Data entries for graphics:

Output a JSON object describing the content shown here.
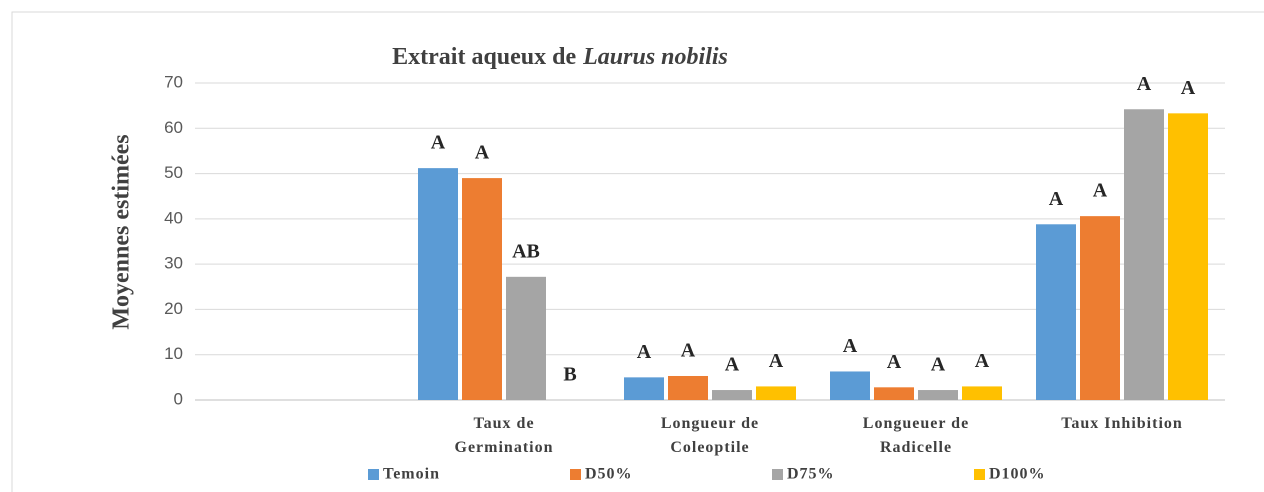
{
  "chart_data": {
    "type": "bar",
    "title": {
      "text": "Extrait aqueux de",
      "italic": "Laurus nobilis"
    },
    "y_label": "Moyennes estimées",
    "categories": [
      null,
      "Taux de Germination",
      "Longueur de Coleoptile",
      "Longueuer de Radicelle",
      "Taux Inhibition"
    ],
    "series": [
      {
        "name": "Temoin",
        "color": "#5b9bd5",
        "values": [
          null,
          51.2,
          5,
          6.3,
          38.8
        ],
        "significance": [
          null,
          "A",
          "A",
          "A",
          "A"
        ]
      },
      {
        "name": "D50%",
        "color": "#ed7d31",
        "values": [
          null,
          49,
          5.3,
          2.8,
          40.6
        ],
        "significance": [
          null,
          "A",
          "A",
          "A",
          "A"
        ]
      },
      {
        "name": "D75%",
        "color": "#a5a5a5",
        "values": [
          null,
          27.2,
          2.2,
          2.2,
          64.2
        ],
        "significance": [
          null,
          "AB",
          "A",
          "A",
          "A"
        ]
      },
      {
        "name": "D100%",
        "color": "#ffc000",
        "values": [
          null,
          0,
          3,
          3,
          63.3
        ],
        "significance": [
          null,
          "B",
          "A",
          "A",
          "A"
        ]
      }
    ],
    "ylim": [
      0,
      70
    ],
    "yticks": [
      0,
      10,
      20,
      30,
      40,
      50,
      60,
      70
    ],
    "grid": true,
    "legend": "bottom"
  }
}
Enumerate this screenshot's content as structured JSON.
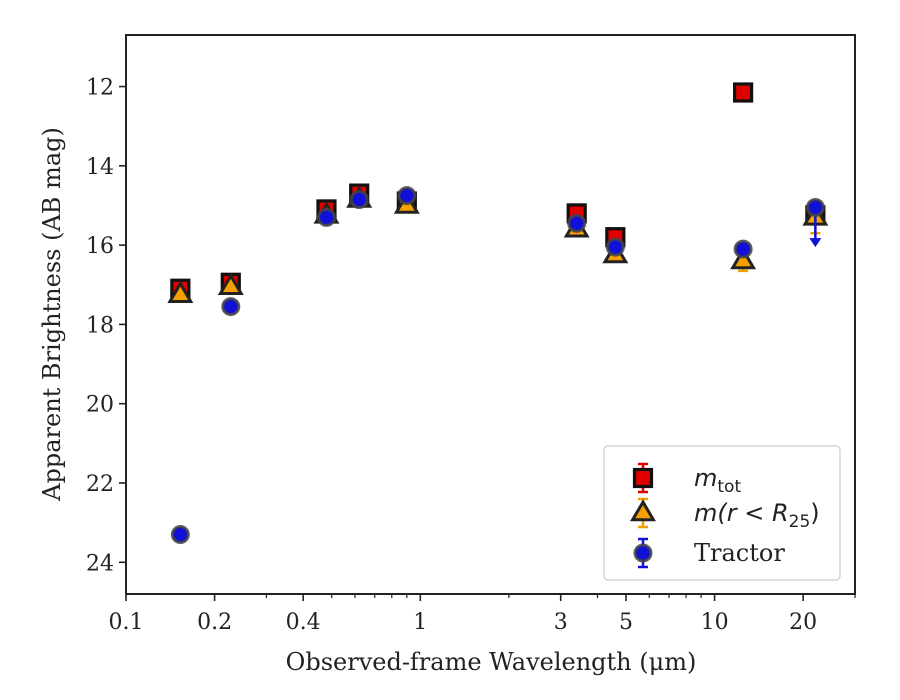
{
  "chart_data": {
    "type": "scatter",
    "xlabel": "Observed-frame Wavelength (μm)",
    "ylabel": "Apparent Brightness (AB mag)",
    "x_scale": "log",
    "xlim": [
      0.1,
      30
    ],
    "ylim": [
      24.8,
      10.7
    ],
    "y_inverted": true,
    "xticks": [
      0.1,
      0.2,
      0.4,
      1,
      3,
      5,
      10,
      20
    ],
    "xtick_labels": [
      "0.1",
      "0.2",
      "0.4",
      "1",
      "3",
      "5",
      "10",
      "20"
    ],
    "yticks": [
      12,
      14,
      16,
      18,
      20,
      22,
      24
    ],
    "ytick_labels": [
      "12",
      "14",
      "16",
      "18",
      "20",
      "22",
      "24"
    ],
    "grid": false,
    "legend_position": "lower-right",
    "series": [
      {
        "name": "m_tot",
        "legend_label": {
          "base": "m",
          "sub": "tot"
        },
        "marker": "square",
        "color": "#e00000",
        "edge": "#111111",
        "points": [
          {
            "x": 0.153,
            "y": 17.1,
            "err": 0.12
          },
          {
            "x": 0.227,
            "y": 16.95,
            "err": 0.1
          },
          {
            "x": 0.48,
            "y": 15.1,
            "err": 0.1
          },
          {
            "x": 0.62,
            "y": 14.7,
            "err": 0.1
          },
          {
            "x": 0.9,
            "y": 14.9,
            "err": 0.1
          },
          {
            "x": 3.4,
            "y": 15.2,
            "err": 0.1
          },
          {
            "x": 4.6,
            "y": 15.8,
            "err": 0.1
          },
          {
            "x": 12.5,
            "y": 12.15,
            "err": 0.05
          },
          {
            "x": 22.0,
            "y": 15.25,
            "err": 0.1
          }
        ]
      },
      {
        "name": "m(r<R25)",
        "legend_label": {
          "prefix": "m(r < R",
          "sub": "25",
          "suffix": ")"
        },
        "marker": "triangle",
        "color": "#f5a000",
        "edge": "#222222",
        "points": [
          {
            "x": 0.153,
            "y": 17.25,
            "err": 0.1
          },
          {
            "x": 0.227,
            "y": 17.05,
            "err": 0.1
          },
          {
            "x": 0.48,
            "y": 15.25,
            "err": 0.1
          },
          {
            "x": 0.62,
            "y": 14.85,
            "err": 0.1
          },
          {
            "x": 0.9,
            "y": 15.0,
            "err": 0.1
          },
          {
            "x": 3.4,
            "y": 15.6,
            "err": 0.1
          },
          {
            "x": 4.6,
            "y": 16.25,
            "err": 0.12
          },
          {
            "x": 12.5,
            "y": 16.4,
            "err": 0.25
          },
          {
            "x": 22.0,
            "y": 15.3,
            "err": 0.4
          }
        ]
      },
      {
        "name": "Tractor",
        "marker": "circle",
        "color": "#1010d8",
        "edge": "#444444",
        "points": [
          {
            "x": 0.153,
            "y": 23.3,
            "err": 0.05
          },
          {
            "x": 0.227,
            "y": 17.55,
            "err": 0.05
          },
          {
            "x": 0.48,
            "y": 15.3,
            "err": 0.1
          },
          {
            "x": 0.62,
            "y": 14.85,
            "err": 0.1
          },
          {
            "x": 0.9,
            "y": 14.75,
            "err": 0.1
          },
          {
            "x": 3.4,
            "y": 15.45,
            "err": 0.1
          },
          {
            "x": 4.6,
            "y": 16.05,
            "err": 0.1
          },
          {
            "x": 12.5,
            "y": 16.1,
            "err": 0.1
          },
          {
            "x": 22.0,
            "y": 15.05,
            "err": 0.1,
            "upper_limit_to": 15.9
          }
        ]
      }
    ]
  }
}
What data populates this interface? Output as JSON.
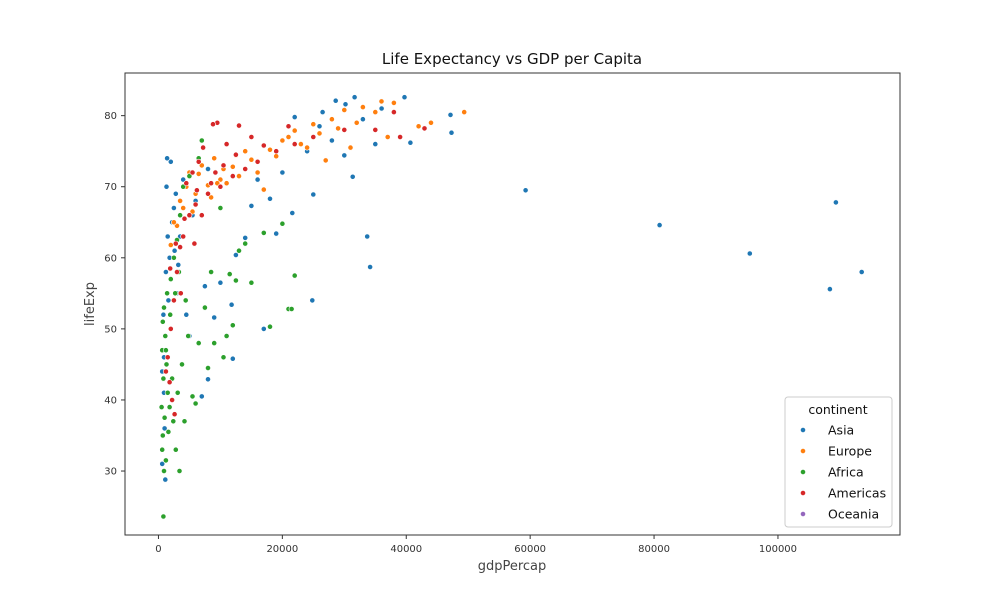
{
  "chart_data": {
    "type": "scatter",
    "title": "Life Expectancy vs GDP per Capita",
    "xlabel": "gdpPercap",
    "ylabel": "lifeExp",
    "xlim": [
      -5400,
      119700
    ],
    "ylim": [
      21,
      86
    ],
    "xticks": [
      0,
      20000,
      40000,
      60000,
      80000,
      100000
    ],
    "yticks": [
      30,
      40,
      50,
      60,
      70,
      80
    ],
    "grid": false,
    "legend": {
      "title": "continent",
      "placement": "bottom-right"
    },
    "series": [
      {
        "name": "Asia",
        "color": "#1f77b4",
        "points": [
          [
            59265,
            69.5
          ],
          [
            80894,
            64.6
          ],
          [
            95458,
            60.6
          ],
          [
            108382,
            55.6
          ],
          [
            109348,
            67.8
          ],
          [
            113523,
            58.0
          ],
          [
            39724,
            82.6
          ],
          [
            31656,
            82.6
          ],
          [
            28604,
            82.1
          ],
          [
            30200,
            81.6
          ],
          [
            26500,
            80.5
          ],
          [
            22000,
            79.8
          ],
          [
            36023,
            81.0
          ],
          [
            47143,
            80.1
          ],
          [
            47306,
            77.6
          ],
          [
            40675,
            76.2
          ],
          [
            35000,
            76.0
          ],
          [
            33000,
            79.5
          ],
          [
            31350,
            71.4
          ],
          [
            33692,
            63.0
          ],
          [
            34167,
            58.7
          ],
          [
            25000,
            68.9
          ],
          [
            24841,
            54.0
          ],
          [
            21600,
            66.3
          ],
          [
            20000,
            72.0
          ],
          [
            18000,
            68.3
          ],
          [
            19000,
            63.4
          ],
          [
            17000,
            50.0
          ],
          [
            12000,
            45.8
          ],
          [
            8000,
            42.9
          ],
          [
            14000,
            62.8
          ],
          [
            10000,
            56.5
          ],
          [
            12500,
            60.4
          ],
          [
            11800,
            53.4
          ],
          [
            9000,
            51.6
          ],
          [
            7000,
            40.5
          ],
          [
            5000,
            49.0
          ],
          [
            3000,
            55.0
          ],
          [
            1500,
            63.0
          ],
          [
            2500,
            67.0
          ],
          [
            1200,
            58.0
          ],
          [
            800,
            52.0
          ],
          [
            700,
            47.0
          ],
          [
            600,
            44.0
          ],
          [
            900,
            41.0
          ],
          [
            500,
            39.0
          ],
          [
            1000,
            36.0
          ],
          [
            1100,
            28.8
          ],
          [
            600,
            31.0
          ],
          [
            2000,
            73.5
          ],
          [
            4000,
            71.0
          ],
          [
            6000,
            68.0
          ],
          [
            8000,
            72.5
          ],
          [
            3500,
            63.0
          ],
          [
            15000,
            67.3
          ],
          [
            24000,
            75.0
          ],
          [
            26000,
            78.5
          ],
          [
            28000,
            76.5
          ],
          [
            30000,
            74.4
          ],
          [
            1800,
            60.0
          ],
          [
            2200,
            65.0
          ],
          [
            1300,
            70.0
          ],
          [
            2800,
            69.0
          ],
          [
            5500,
            66.0
          ],
          [
            3200,
            59.0
          ],
          [
            4500,
            52.0
          ],
          [
            7500,
            56.0
          ],
          [
            1600,
            54.0
          ],
          [
            900,
            46.0
          ],
          [
            2600,
            61.0
          ],
          [
            16000,
            71.0
          ],
          [
            1400,
            74.0
          ]
        ]
      },
      {
        "name": "Europe",
        "color": "#ff7f0e",
        "points": [
          [
            49357,
            80.5
          ],
          [
            44000,
            79.0
          ],
          [
            42000,
            78.5
          ],
          [
            38000,
            81.8
          ],
          [
            36000,
            82.0
          ],
          [
            33000,
            81.2
          ],
          [
            30000,
            80.8
          ],
          [
            28000,
            79.5
          ],
          [
            25000,
            78.8
          ],
          [
            22000,
            77.9
          ],
          [
            20000,
            76.5
          ],
          [
            18000,
            75.2
          ],
          [
            15000,
            73.8
          ],
          [
            12000,
            72.8
          ],
          [
            10000,
            71.0
          ],
          [
            8000,
            70.2
          ],
          [
            6000,
            69.0
          ],
          [
            4000,
            67.0
          ],
          [
            3000,
            64.5
          ],
          [
            2000,
            61.8
          ],
          [
            5000,
            72.0
          ],
          [
            7000,
            73.0
          ],
          [
            9000,
            74.0
          ],
          [
            11000,
            70.5
          ],
          [
            13000,
            71.5
          ],
          [
            16000,
            72.0
          ],
          [
            19000,
            74.3
          ],
          [
            23000,
            76.0
          ],
          [
            26000,
            77.5
          ],
          [
            29000,
            78.2
          ],
          [
            32000,
            79.0
          ],
          [
            35000,
            80.5
          ],
          [
            27000,
            73.7
          ],
          [
            24000,
            75.5
          ],
          [
            21000,
            77.0
          ],
          [
            17000,
            69.6
          ],
          [
            14000,
            75.0
          ],
          [
            6500,
            71.8
          ],
          [
            8500,
            68.5
          ],
          [
            10500,
            72.5
          ],
          [
            37000,
            77.0
          ],
          [
            31000,
            75.5
          ],
          [
            12500,
            74.4
          ],
          [
            9500,
            70.5
          ],
          [
            5500,
            66.5
          ],
          [
            4500,
            70.0
          ],
          [
            3500,
            68.0
          ],
          [
            2500,
            65.0
          ]
        ]
      },
      {
        "name": "Africa",
        "color": "#2ca02c",
        "points": [
          [
            800,
            23.6
          ],
          [
            900,
            30.0
          ],
          [
            1200,
            31.5
          ],
          [
            600,
            33.0
          ],
          [
            700,
            35.0
          ],
          [
            1000,
            37.5
          ],
          [
            500,
            39.0
          ],
          [
            1500,
            41.0
          ],
          [
            800,
            43.0
          ],
          [
            1300,
            45.0
          ],
          [
            600,
            47.0
          ],
          [
            1100,
            49.0
          ],
          [
            700,
            51.0
          ],
          [
            900,
            53.0
          ],
          [
            1400,
            55.0
          ],
          [
            2000,
            57.0
          ],
          [
            2500,
            60.0
          ],
          [
            3000,
            62.5
          ],
          [
            3500,
            66.0
          ],
          [
            4000,
            70.0
          ],
          [
            5000,
            71.5
          ],
          [
            6500,
            74.0
          ],
          [
            7000,
            76.5
          ],
          [
            3400,
            30.0
          ],
          [
            2800,
            33.0
          ],
          [
            4200,
            37.0
          ],
          [
            5500,
            40.5
          ],
          [
            6000,
            39.5
          ],
          [
            8000,
            44.5
          ],
          [
            9000,
            48.0
          ],
          [
            10500,
            46.0
          ],
          [
            11000,
            49.0
          ],
          [
            12000,
            50.5
          ],
          [
            12500,
            56.8
          ],
          [
            13000,
            61.0
          ],
          [
            14000,
            62.0
          ],
          [
            15000,
            56.5
          ],
          [
            18000,
            50.3
          ],
          [
            21000,
            52.8
          ],
          [
            21500,
            52.8
          ],
          [
            22000,
            57.5
          ],
          [
            20000,
            64.8
          ],
          [
            17000,
            63.5
          ],
          [
            11500,
            57.7
          ],
          [
            10000,
            67.0
          ],
          [
            8500,
            58.0
          ],
          [
            7500,
            53.0
          ],
          [
            6500,
            48.0
          ],
          [
            4800,
            49.0
          ],
          [
            3800,
            45.0
          ],
          [
            2200,
            43.0
          ],
          [
            1800,
            39.0
          ],
          [
            1600,
            35.5
          ],
          [
            2400,
            37.0
          ],
          [
            3100,
            41.0
          ],
          [
            1200,
            47.0
          ],
          [
            1900,
            52.0
          ],
          [
            2700,
            55.0
          ],
          [
            3300,
            58.0
          ],
          [
            4400,
            54.0
          ]
        ]
      },
      {
        "name": "Americas",
        "color": "#d62728",
        "points": [
          [
            42952,
            78.2
          ],
          [
            39000,
            77.0
          ],
          [
            35000,
            78.0
          ],
          [
            30000,
            78.0
          ],
          [
            25000,
            77.0
          ],
          [
            22000,
            76.0
          ],
          [
            19000,
            75.0
          ],
          [
            16000,
            73.5
          ],
          [
            14000,
            72.5
          ],
          [
            12000,
            71.5
          ],
          [
            10000,
            70.0
          ],
          [
            8000,
            69.0
          ],
          [
            6000,
            67.5
          ],
          [
            5000,
            66.0
          ],
          [
            4000,
            63.0
          ],
          [
            3000,
            58.0
          ],
          [
            2500,
            54.0
          ],
          [
            2000,
            50.0
          ],
          [
            1500,
            46.0
          ],
          [
            1800,
            42.5
          ],
          [
            2200,
            40.0
          ],
          [
            2600,
            38.0
          ],
          [
            9500,
            79.0
          ],
          [
            8800,
            78.8
          ],
          [
            6500,
            73.5
          ],
          [
            7200,
            75.5
          ],
          [
            4500,
            70.5
          ],
          [
            5500,
            72.0
          ],
          [
            11000,
            76.0
          ],
          [
            13000,
            78.6
          ],
          [
            17000,
            75.8
          ],
          [
            21000,
            78.5
          ],
          [
            38000,
            80.5
          ],
          [
            3500,
            61.5
          ],
          [
            4200,
            65.5
          ],
          [
            5800,
            62.0
          ],
          [
            7000,
            66.0
          ],
          [
            6200,
            69.5
          ],
          [
            8500,
            70.5
          ],
          [
            9200,
            72.0
          ],
          [
            10500,
            73.0
          ],
          [
            12500,
            74.5
          ],
          [
            15000,
            77.0
          ],
          [
            1900,
            58.5
          ],
          [
            2800,
            62.0
          ],
          [
            3600,
            55.0
          ],
          [
            1200,
            44.0
          ]
        ]
      },
      {
        "name": "Oceania",
        "color": "#9467bd",
        "points": []
      }
    ]
  }
}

— Exercise objective —
Gather each line of the listing containing the word "xlabel" and show it.

— Full response —
    "xlabel": "Observed-frame Wavelength (μm)",
    "xlabel": "gdpPercap",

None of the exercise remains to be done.